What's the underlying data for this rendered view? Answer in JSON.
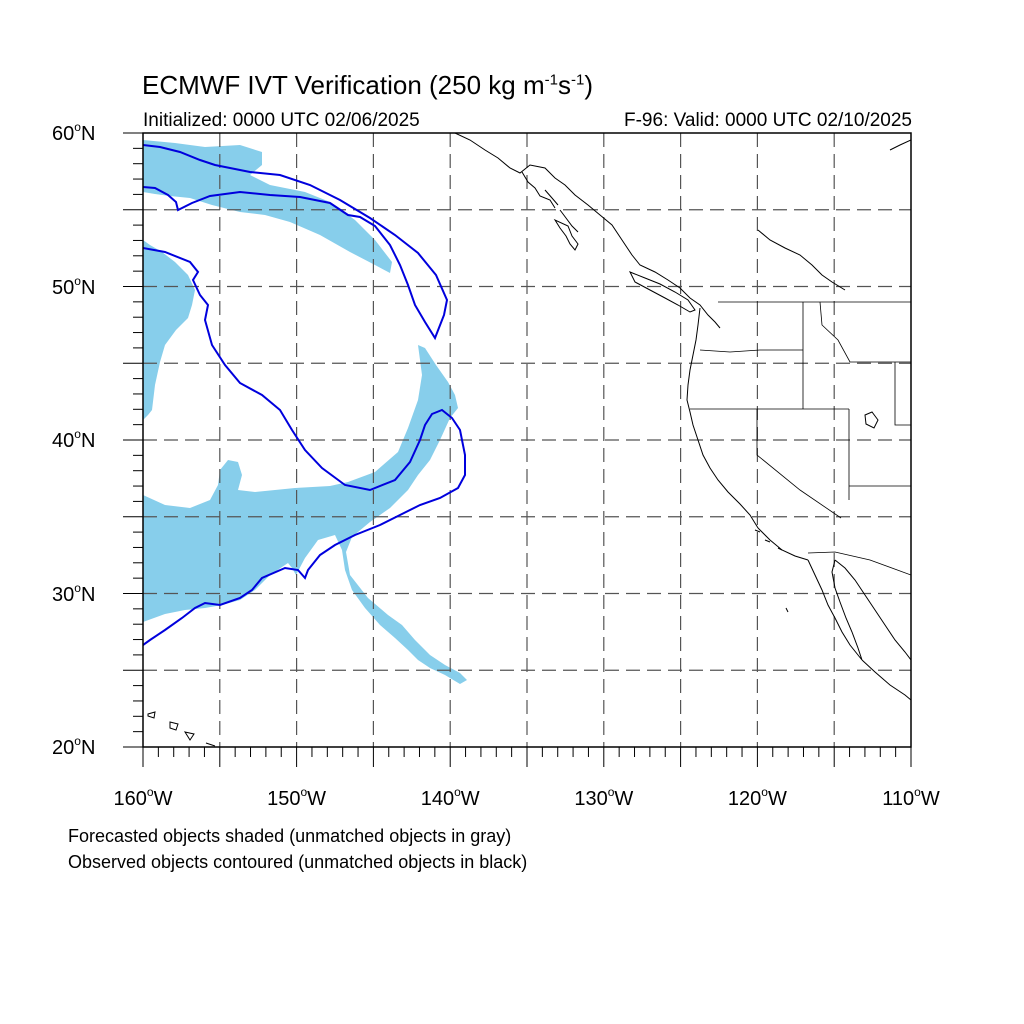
{
  "title": {
    "main": "ECMWF IVT Verification (250 kg m",
    "sup1": "-1",
    "mid": "s",
    "sup2": "-1",
    "end": ")"
  },
  "subtitle": {
    "initialized": "Initialized: 0000 UTC 02/06/2025",
    "valid": "F-96: Valid: 0000 UTC 02/10/2025"
  },
  "map": {
    "lon_range": [
      -160,
      -110
    ],
    "lat_range": [
      20,
      60
    ],
    "grid": "on",
    "lat_labels": [
      {
        "lat": 60,
        "num": "60",
        "deg": "o",
        "hem": "N"
      },
      {
        "lat": 50,
        "num": "50",
        "deg": "o",
        "hem": "N"
      },
      {
        "lat": 40,
        "num": "40",
        "deg": "o",
        "hem": "N"
      },
      {
        "lat": 30,
        "num": "30",
        "deg": "o",
        "hem": "N"
      },
      {
        "lat": 20,
        "num": "20",
        "deg": "o",
        "hem": "N"
      }
    ],
    "lon_labels": [
      {
        "lon": -160,
        "num": "160",
        "deg": "o",
        "hem": "W"
      },
      {
        "lon": -150,
        "num": "150",
        "deg": "o",
        "hem": "W"
      },
      {
        "lon": -140,
        "num": "140",
        "deg": "o",
        "hem": "W"
      },
      {
        "lon": -130,
        "num": "130",
        "deg": "o",
        "hem": "W"
      },
      {
        "lon": -120,
        "num": "120",
        "deg": "o",
        "hem": "W"
      },
      {
        "lon": -110,
        "num": "110",
        "deg": "o",
        "hem": "W"
      }
    ],
    "colors": {
      "forecast_fill": "#87ceeb",
      "observed_contour": "#0000dd",
      "coastline": "#000000",
      "grid": "#555555"
    }
  },
  "notes": {
    "forecast": "Forecasted objects shaded (unmatched objects in gray)",
    "observed": "Observed objects contoured (unmatched objects in black)"
  }
}
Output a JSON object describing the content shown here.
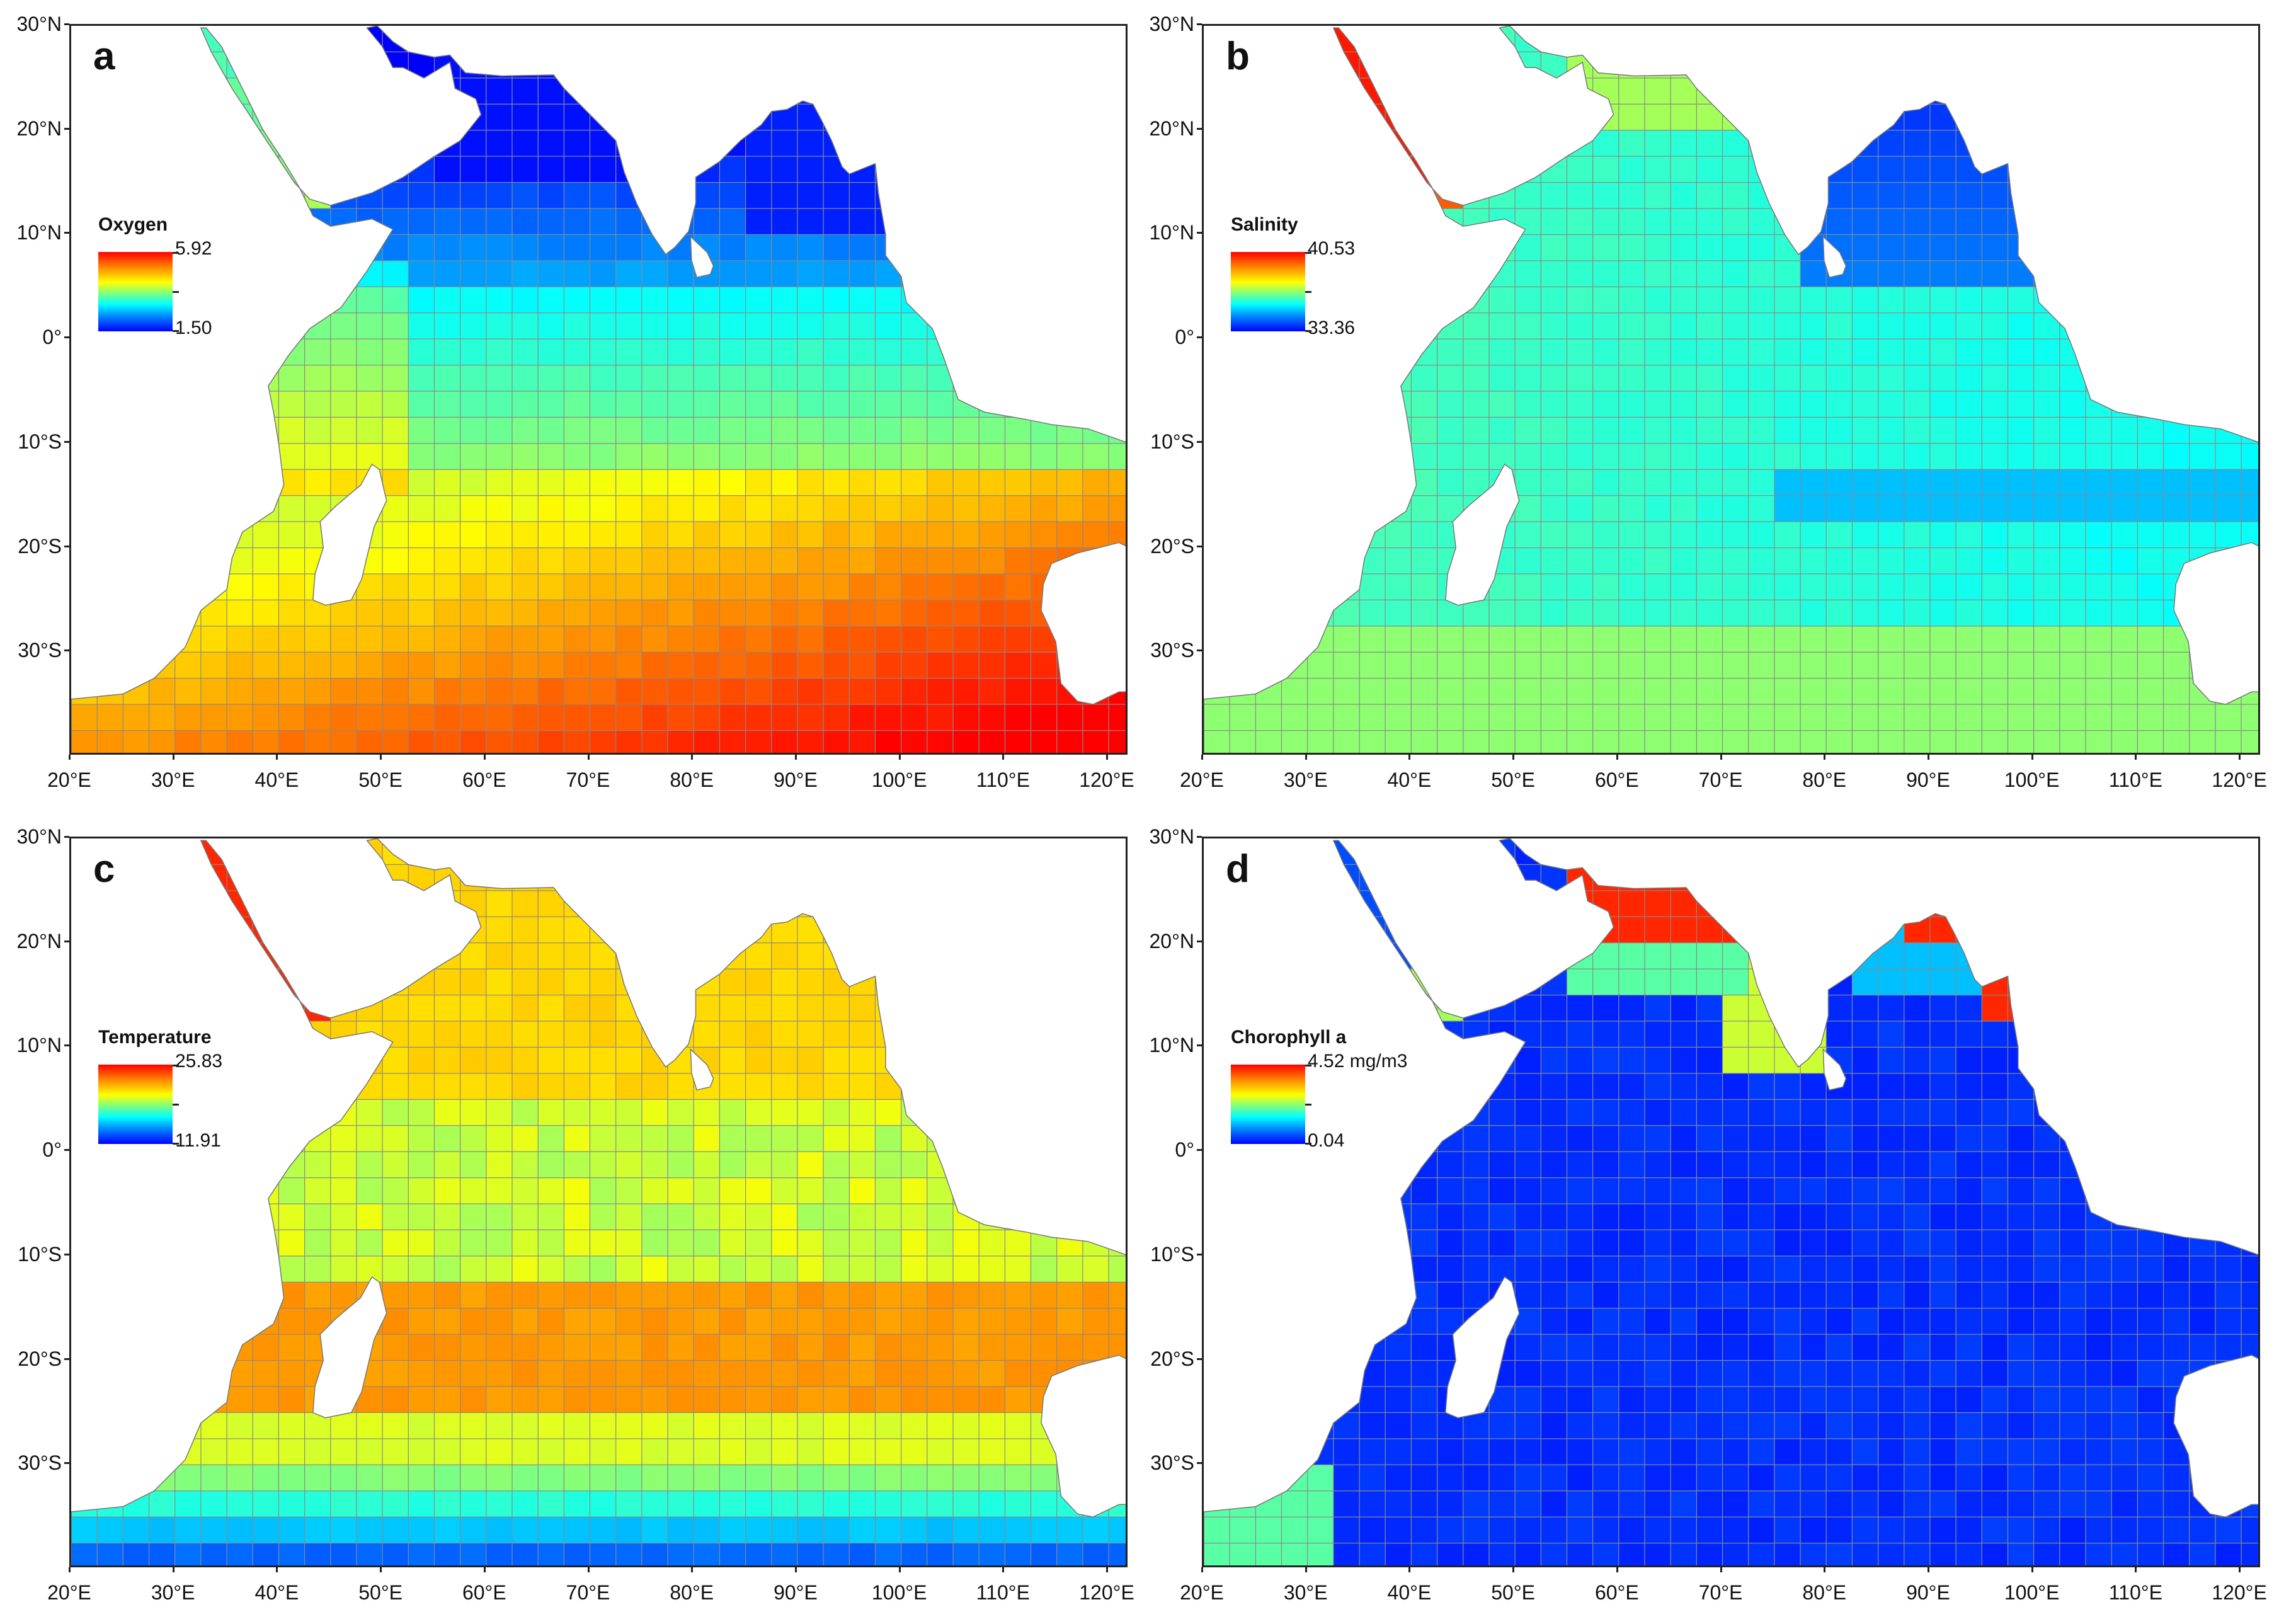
{
  "y_ticks": [
    "30°N",
    "20°N",
    "10°N",
    "0°",
    "10°S",
    "20°S",
    "30°S"
  ],
  "x_ticks": [
    "20°E",
    "30°E",
    "40°E",
    "50°E",
    "60°E",
    "70°E",
    "80°E",
    "90°E",
    "100°E",
    "110°E",
    "120°E"
  ],
  "panels": [
    {
      "letter": "a",
      "legend_title": "Oxygen",
      "legend_max": "5.92",
      "legend_min": "1.50"
    },
    {
      "letter": "b",
      "legend_title": "Salinity",
      "legend_max": "40.53",
      "legend_min": "33.36"
    },
    {
      "letter": "c",
      "legend_title": "Temperature",
      "legend_max": "25.83",
      "legend_min": "11.91"
    },
    {
      "letter": "d",
      "legend_title": "Chorophyll a",
      "legend_max": "4.52 mg/m3",
      "legend_min": "0.04"
    }
  ],
  "colors": {
    "scale": [
      "#0000ff",
      "#0080ff",
      "#00ffff",
      "#7fff7f",
      "#ffff00",
      "#ff7f00",
      "#ff0000"
    ],
    "grid": "#8a8a8a",
    "land": "#ffffff"
  }
}
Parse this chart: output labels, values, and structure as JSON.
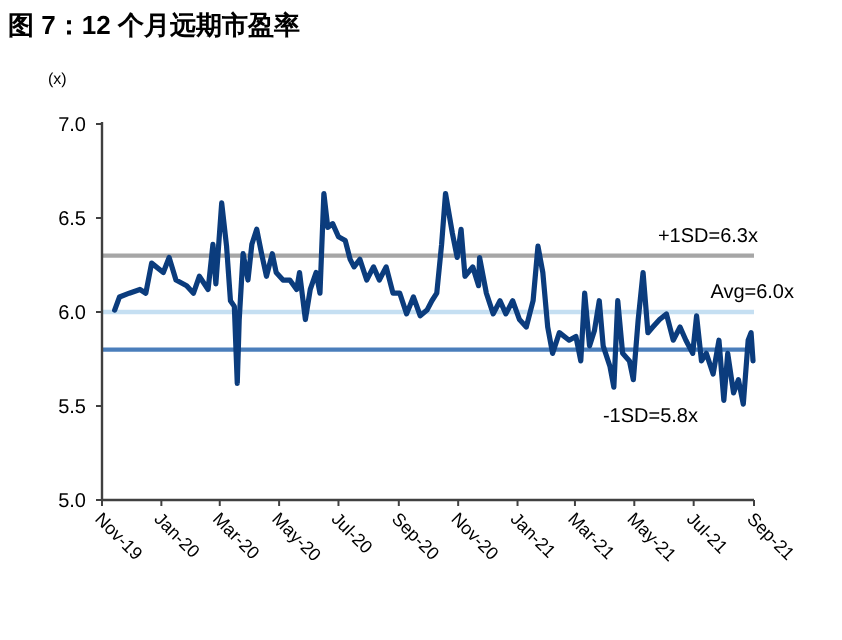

━━━━━━

=== WORK REQUIRED ===
Write the number of lines containing the word "JSON" and nothing besides it.

=== WRITTEN RESPONSE ===
3